_YOUR TASK_
Could you filter the listing for lines with the word "momentum" and return them?
......
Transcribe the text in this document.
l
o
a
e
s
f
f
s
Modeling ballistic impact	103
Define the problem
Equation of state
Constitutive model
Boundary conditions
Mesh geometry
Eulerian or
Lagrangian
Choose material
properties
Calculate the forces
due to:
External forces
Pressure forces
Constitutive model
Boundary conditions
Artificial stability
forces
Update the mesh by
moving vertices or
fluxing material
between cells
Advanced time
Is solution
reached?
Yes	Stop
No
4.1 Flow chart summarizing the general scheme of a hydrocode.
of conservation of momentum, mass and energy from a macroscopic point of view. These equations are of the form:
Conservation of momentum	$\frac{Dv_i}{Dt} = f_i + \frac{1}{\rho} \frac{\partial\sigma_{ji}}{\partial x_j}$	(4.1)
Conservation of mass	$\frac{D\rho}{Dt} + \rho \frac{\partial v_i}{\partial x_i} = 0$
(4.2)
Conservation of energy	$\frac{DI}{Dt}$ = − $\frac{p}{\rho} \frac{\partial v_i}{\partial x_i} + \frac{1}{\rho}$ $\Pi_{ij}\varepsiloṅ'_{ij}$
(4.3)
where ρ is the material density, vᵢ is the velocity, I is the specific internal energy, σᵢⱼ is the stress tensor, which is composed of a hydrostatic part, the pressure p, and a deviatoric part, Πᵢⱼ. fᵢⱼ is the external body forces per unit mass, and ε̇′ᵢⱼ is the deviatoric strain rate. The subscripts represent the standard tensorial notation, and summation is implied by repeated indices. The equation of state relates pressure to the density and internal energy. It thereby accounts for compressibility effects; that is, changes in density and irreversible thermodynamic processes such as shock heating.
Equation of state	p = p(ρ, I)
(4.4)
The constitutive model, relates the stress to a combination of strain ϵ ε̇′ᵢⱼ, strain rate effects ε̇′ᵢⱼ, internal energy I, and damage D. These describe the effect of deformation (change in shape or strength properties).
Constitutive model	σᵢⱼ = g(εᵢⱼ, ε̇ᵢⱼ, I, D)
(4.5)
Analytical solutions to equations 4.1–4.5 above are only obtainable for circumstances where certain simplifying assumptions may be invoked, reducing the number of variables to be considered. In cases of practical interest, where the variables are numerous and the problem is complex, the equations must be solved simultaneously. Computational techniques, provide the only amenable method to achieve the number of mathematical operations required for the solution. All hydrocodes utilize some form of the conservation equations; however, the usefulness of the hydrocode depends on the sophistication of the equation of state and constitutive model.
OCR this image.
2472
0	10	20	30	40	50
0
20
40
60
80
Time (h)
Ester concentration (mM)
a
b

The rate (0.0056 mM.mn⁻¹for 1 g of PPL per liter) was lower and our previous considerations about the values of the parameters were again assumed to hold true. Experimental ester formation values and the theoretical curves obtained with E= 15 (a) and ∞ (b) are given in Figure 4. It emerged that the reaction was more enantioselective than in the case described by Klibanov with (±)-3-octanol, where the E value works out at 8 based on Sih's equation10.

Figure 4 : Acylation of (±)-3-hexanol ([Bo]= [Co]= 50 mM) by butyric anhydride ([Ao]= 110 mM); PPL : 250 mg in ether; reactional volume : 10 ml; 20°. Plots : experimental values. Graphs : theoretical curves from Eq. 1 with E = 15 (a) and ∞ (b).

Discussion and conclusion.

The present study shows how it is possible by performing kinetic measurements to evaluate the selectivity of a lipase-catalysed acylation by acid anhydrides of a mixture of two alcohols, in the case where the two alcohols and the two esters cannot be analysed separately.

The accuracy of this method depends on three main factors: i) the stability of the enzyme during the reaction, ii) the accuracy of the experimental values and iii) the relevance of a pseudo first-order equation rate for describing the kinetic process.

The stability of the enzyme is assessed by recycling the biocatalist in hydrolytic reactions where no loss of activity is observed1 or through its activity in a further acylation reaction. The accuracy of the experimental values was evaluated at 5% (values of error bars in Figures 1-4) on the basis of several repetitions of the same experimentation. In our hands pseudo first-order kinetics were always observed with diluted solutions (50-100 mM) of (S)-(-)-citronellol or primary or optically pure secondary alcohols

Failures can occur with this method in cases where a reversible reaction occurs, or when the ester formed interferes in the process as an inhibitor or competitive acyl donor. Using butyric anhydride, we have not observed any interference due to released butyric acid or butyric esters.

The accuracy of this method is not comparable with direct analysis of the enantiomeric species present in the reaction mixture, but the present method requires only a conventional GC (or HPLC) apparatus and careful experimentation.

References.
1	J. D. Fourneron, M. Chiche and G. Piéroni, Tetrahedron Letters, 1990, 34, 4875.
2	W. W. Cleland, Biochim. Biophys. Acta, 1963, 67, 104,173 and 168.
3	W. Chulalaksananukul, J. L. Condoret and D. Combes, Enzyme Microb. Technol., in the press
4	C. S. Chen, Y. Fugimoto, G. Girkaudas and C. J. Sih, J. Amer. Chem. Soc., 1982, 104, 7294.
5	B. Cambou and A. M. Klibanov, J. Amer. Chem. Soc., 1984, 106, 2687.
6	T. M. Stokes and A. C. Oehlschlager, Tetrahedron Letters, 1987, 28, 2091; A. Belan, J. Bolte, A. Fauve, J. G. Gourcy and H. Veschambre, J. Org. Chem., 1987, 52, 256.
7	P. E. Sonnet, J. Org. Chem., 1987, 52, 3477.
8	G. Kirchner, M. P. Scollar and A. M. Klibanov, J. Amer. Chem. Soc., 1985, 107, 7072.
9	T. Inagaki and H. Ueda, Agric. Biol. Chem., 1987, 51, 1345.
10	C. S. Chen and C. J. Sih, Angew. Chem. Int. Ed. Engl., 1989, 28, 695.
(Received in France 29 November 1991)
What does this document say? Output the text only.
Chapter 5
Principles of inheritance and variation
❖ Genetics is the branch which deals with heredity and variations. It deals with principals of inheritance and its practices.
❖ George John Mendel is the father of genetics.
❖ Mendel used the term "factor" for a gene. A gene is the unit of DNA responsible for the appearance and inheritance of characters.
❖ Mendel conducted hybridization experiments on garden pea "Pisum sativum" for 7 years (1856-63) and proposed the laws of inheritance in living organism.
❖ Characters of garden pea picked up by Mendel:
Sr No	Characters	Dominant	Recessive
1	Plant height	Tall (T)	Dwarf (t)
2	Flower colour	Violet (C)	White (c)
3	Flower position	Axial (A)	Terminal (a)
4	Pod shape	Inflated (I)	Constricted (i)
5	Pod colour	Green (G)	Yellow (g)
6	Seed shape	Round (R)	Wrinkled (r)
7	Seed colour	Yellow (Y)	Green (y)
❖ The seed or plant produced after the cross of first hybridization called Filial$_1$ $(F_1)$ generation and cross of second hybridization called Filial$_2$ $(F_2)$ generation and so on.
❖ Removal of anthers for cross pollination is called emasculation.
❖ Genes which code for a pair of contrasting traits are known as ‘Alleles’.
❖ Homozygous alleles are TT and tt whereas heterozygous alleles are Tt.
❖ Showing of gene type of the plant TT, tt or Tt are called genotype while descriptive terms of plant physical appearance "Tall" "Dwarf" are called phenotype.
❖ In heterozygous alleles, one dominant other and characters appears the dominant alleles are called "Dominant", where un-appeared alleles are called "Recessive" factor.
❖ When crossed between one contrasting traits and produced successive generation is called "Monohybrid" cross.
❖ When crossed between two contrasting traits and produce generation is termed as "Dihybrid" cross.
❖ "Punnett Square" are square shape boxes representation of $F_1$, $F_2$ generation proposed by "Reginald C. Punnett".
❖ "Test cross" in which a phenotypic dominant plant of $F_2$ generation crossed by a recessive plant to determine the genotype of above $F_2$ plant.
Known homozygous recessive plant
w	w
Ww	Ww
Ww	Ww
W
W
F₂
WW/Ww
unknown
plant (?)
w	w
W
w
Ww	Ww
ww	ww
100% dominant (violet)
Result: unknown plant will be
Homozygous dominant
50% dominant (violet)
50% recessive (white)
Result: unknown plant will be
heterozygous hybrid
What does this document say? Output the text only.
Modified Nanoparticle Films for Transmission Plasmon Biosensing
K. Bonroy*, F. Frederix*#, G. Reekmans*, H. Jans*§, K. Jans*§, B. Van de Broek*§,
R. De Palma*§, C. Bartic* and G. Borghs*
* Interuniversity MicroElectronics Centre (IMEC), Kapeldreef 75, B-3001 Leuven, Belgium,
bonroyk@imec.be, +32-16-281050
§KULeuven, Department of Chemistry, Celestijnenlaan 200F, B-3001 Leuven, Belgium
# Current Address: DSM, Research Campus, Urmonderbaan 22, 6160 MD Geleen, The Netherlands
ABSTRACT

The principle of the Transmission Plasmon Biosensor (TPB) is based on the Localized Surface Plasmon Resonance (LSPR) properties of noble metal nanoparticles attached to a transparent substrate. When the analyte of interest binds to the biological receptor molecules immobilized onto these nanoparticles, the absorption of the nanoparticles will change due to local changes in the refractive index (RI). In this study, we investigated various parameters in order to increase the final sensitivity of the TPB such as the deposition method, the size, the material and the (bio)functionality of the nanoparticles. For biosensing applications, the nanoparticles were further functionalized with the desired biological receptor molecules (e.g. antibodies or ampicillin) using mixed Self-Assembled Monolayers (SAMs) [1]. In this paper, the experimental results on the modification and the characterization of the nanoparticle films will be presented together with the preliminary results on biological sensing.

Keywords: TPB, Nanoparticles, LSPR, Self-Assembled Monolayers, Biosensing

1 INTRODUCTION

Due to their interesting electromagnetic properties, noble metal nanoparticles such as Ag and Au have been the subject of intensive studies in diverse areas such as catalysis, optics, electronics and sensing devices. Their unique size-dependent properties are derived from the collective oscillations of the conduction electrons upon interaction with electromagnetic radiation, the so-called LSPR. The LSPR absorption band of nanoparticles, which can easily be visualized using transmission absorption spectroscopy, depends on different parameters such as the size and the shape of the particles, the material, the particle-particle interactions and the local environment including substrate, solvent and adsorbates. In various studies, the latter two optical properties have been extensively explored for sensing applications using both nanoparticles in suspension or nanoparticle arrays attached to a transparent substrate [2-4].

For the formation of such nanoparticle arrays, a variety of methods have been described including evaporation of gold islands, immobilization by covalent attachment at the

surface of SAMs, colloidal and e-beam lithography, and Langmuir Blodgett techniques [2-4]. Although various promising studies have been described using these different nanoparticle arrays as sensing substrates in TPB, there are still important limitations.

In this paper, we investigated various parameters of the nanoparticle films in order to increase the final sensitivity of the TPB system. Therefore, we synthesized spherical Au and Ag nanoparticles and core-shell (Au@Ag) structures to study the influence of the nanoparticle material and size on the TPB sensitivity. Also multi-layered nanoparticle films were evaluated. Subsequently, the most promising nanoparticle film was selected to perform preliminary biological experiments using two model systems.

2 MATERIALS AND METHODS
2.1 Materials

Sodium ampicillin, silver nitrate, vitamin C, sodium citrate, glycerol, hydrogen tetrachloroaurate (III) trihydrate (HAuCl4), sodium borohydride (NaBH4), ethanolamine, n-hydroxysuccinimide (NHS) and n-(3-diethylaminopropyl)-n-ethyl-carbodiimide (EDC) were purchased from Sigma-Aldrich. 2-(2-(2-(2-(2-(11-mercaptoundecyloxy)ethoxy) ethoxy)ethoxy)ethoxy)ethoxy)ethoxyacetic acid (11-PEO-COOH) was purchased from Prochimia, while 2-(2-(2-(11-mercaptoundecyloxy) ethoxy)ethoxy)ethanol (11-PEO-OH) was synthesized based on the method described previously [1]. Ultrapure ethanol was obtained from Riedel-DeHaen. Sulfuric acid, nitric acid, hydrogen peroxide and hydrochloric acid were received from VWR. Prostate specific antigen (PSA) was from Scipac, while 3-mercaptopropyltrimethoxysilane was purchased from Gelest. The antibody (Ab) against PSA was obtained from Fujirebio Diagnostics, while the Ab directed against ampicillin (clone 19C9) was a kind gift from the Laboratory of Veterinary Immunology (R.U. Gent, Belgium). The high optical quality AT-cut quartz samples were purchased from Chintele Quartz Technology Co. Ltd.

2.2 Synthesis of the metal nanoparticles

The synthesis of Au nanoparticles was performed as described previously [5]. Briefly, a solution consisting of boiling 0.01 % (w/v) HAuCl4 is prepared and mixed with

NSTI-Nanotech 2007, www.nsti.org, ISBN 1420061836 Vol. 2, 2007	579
......
_ANSWER TO THE EXERCISE_
of conservation of momentum, mass and energy from a macroscopic point of view. These equations are of the form:
Conservation of momentum	$\frac{Dv_i}{Dt} = f_i + \frac{1}{\rho} \frac{\partial\sigma_{ji}}{\partial x_j}$	(4.1)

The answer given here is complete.